### Task brief:
Update the records from the first line through the line containing "267, 1038, 284]", replacing "watermark" with "overlay-label" and leaving everything else unchanged. Give only those lines.

### Records supplied:
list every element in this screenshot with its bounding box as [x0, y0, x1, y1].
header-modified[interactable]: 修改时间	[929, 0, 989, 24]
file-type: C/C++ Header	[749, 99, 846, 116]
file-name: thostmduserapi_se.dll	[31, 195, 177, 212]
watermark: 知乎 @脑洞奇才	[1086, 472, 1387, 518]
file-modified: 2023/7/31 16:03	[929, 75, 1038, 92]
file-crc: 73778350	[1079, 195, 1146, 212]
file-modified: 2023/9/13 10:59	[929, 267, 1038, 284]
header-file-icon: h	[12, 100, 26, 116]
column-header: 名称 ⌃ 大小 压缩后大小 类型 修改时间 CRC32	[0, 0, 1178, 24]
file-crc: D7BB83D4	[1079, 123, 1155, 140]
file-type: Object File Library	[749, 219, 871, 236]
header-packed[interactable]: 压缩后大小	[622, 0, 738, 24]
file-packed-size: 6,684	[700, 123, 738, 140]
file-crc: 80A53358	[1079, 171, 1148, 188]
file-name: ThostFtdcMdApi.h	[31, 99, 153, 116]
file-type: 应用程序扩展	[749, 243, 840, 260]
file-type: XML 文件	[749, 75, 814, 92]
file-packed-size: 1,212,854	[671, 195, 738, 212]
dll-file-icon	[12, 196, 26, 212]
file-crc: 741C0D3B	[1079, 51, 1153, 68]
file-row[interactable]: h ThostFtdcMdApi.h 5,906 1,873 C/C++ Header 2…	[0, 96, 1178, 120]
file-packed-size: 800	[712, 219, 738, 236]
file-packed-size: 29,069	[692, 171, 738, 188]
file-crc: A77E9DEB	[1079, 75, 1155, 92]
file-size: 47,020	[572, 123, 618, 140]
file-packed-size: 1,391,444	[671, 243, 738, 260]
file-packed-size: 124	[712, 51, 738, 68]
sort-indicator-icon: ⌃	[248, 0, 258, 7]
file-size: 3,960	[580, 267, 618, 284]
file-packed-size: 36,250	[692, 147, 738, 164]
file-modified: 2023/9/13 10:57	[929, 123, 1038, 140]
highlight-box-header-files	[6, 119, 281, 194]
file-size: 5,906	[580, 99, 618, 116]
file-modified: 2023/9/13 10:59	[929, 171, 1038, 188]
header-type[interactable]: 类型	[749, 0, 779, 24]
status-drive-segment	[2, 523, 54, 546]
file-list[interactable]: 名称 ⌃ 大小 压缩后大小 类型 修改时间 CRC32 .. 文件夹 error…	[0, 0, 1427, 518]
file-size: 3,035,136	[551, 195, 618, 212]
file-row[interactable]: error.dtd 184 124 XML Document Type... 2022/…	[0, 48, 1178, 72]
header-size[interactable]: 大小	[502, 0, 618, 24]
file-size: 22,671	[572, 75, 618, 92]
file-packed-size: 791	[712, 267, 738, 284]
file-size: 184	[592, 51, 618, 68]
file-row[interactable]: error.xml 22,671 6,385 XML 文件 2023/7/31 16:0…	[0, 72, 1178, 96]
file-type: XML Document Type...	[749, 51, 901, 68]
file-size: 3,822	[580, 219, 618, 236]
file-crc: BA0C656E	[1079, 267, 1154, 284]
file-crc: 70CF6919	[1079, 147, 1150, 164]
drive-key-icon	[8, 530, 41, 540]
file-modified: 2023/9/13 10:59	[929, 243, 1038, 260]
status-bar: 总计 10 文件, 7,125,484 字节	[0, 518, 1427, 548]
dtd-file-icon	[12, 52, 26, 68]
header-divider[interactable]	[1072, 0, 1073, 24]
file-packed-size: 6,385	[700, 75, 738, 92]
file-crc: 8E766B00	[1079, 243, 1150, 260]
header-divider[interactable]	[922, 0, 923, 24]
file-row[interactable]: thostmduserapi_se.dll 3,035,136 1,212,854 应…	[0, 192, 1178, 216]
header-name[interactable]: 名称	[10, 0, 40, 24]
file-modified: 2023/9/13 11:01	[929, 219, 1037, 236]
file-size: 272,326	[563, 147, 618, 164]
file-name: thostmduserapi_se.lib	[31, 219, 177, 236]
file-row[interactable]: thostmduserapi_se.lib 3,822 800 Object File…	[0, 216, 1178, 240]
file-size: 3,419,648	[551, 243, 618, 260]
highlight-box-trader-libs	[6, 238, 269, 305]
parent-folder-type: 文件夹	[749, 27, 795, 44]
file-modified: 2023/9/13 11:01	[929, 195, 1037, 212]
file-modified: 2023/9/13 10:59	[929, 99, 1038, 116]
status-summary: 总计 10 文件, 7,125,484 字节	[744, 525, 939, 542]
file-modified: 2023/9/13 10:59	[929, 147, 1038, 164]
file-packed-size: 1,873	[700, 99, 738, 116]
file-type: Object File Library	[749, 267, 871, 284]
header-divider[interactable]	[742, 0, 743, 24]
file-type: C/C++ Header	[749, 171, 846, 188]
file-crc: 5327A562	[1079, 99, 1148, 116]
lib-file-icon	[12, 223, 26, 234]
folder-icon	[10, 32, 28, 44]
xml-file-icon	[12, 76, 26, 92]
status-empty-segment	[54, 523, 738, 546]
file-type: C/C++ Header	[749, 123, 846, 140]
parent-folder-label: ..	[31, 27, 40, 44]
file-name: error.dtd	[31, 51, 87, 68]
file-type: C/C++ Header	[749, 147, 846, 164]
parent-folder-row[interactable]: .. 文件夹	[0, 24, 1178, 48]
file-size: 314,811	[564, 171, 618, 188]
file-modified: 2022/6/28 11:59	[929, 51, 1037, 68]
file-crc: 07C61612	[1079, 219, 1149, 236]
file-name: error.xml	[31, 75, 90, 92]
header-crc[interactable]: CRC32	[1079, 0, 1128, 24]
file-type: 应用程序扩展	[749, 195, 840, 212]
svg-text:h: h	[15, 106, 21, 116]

### The answer:
list every element in this screenshot with its bounding box as [x0, y0, x1, y1].
header-modified[interactable]: 修改时间	[929, 0, 989, 24]
file-type: C/C++ Header	[749, 99, 846, 116]
file-name: thostmduserapi_se.dll	[31, 195, 177, 212]
overlay-label: 知乎 @脑洞奇才	[1086, 472, 1387, 518]
file-modified: 2023/7/31 16:03	[929, 75, 1038, 92]
file-crc: 73778350	[1079, 195, 1146, 212]
file-modified: 2023/9/13 10:59	[929, 267, 1038, 284]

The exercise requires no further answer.